──────── Source data ────────

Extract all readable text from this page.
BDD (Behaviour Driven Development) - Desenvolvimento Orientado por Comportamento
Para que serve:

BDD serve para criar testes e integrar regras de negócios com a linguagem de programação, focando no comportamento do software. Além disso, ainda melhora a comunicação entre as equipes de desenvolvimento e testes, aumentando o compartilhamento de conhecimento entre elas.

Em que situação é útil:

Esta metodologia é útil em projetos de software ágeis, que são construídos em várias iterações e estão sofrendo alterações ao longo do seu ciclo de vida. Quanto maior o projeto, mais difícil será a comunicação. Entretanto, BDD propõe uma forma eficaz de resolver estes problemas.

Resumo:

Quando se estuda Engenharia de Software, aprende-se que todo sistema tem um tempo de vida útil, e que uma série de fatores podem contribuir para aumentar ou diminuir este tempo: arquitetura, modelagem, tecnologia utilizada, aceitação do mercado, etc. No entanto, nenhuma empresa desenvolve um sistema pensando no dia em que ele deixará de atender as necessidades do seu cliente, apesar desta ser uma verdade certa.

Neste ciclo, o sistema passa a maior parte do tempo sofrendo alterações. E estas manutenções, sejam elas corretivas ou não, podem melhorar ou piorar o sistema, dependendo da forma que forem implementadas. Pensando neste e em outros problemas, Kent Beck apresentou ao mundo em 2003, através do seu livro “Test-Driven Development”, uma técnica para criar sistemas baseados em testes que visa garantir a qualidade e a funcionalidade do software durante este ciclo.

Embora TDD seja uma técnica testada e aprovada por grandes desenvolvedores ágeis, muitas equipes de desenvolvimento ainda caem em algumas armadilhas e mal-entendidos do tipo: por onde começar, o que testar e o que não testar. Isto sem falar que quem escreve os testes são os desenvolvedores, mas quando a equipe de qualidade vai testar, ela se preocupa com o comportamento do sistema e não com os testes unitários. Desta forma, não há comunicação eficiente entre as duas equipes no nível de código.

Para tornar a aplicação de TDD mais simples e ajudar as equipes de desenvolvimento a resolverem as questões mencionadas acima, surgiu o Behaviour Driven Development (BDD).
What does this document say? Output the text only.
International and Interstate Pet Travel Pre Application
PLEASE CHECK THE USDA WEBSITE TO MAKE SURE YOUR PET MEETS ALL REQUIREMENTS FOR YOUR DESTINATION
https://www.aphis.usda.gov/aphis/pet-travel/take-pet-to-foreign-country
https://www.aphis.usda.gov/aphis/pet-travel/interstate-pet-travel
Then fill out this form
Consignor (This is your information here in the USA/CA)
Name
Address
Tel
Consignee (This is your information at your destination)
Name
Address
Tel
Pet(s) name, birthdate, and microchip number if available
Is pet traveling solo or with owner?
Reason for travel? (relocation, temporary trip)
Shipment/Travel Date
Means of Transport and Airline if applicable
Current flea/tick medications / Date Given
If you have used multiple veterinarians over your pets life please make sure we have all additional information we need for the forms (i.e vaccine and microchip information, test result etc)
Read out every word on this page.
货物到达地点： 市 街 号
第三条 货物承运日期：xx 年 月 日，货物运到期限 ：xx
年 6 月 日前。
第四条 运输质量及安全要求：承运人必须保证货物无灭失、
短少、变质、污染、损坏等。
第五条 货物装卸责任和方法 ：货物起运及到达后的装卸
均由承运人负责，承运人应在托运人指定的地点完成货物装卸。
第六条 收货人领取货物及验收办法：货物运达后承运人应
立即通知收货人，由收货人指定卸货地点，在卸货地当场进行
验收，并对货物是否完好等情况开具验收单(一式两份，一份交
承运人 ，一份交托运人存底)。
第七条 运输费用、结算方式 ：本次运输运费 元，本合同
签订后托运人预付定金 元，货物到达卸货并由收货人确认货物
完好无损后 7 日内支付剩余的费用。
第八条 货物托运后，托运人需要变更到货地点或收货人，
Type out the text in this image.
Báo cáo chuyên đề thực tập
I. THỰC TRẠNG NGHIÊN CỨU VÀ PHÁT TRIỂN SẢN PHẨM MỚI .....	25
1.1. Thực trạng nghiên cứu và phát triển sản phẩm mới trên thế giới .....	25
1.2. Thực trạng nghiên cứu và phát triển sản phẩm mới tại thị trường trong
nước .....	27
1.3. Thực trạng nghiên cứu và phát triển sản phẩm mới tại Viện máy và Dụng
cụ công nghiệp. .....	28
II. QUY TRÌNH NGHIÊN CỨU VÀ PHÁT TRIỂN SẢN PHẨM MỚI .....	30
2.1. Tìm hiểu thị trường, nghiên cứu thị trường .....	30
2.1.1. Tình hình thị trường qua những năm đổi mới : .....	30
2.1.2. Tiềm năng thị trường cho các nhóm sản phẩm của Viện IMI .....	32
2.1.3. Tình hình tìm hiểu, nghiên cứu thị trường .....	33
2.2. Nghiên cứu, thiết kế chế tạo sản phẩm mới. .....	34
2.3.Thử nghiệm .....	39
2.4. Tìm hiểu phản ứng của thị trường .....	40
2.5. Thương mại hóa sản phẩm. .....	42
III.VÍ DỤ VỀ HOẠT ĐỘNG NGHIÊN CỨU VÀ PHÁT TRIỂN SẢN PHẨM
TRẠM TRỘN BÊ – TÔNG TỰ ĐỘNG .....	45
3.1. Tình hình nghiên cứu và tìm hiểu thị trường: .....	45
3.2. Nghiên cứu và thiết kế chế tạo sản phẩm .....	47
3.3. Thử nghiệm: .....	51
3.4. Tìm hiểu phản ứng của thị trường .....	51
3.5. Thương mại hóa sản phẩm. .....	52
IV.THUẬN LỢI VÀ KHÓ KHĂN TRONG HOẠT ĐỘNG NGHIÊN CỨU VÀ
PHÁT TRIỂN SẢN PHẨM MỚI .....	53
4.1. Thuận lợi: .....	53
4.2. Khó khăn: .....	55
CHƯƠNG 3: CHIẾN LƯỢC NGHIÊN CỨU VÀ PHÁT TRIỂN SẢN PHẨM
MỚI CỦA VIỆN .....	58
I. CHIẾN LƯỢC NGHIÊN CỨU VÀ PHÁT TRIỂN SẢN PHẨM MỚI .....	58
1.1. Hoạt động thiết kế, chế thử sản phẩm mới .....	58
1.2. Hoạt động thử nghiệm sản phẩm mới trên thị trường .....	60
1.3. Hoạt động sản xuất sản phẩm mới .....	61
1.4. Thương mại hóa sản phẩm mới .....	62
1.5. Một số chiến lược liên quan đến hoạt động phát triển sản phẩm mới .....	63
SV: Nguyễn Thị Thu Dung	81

────────

◆ Task description ◆
Go through the preceding material and copy each line that has the word "hiểu".

◆ Complete response ◆
2.1. Tìm hiểu thị trường, nghiên cứu thị trường .....	30
2.1.3. Tình hình tìm hiểu, nghiên cứu thị trường .....	33
2.4. Tìm hiểu phản ứng của thị trường .....	40
3.1. Tình hình nghiên cứu và tìm hiểu thị trường: .....	45
3.4. Tìm hiểu phản ứng của thị trường .....	51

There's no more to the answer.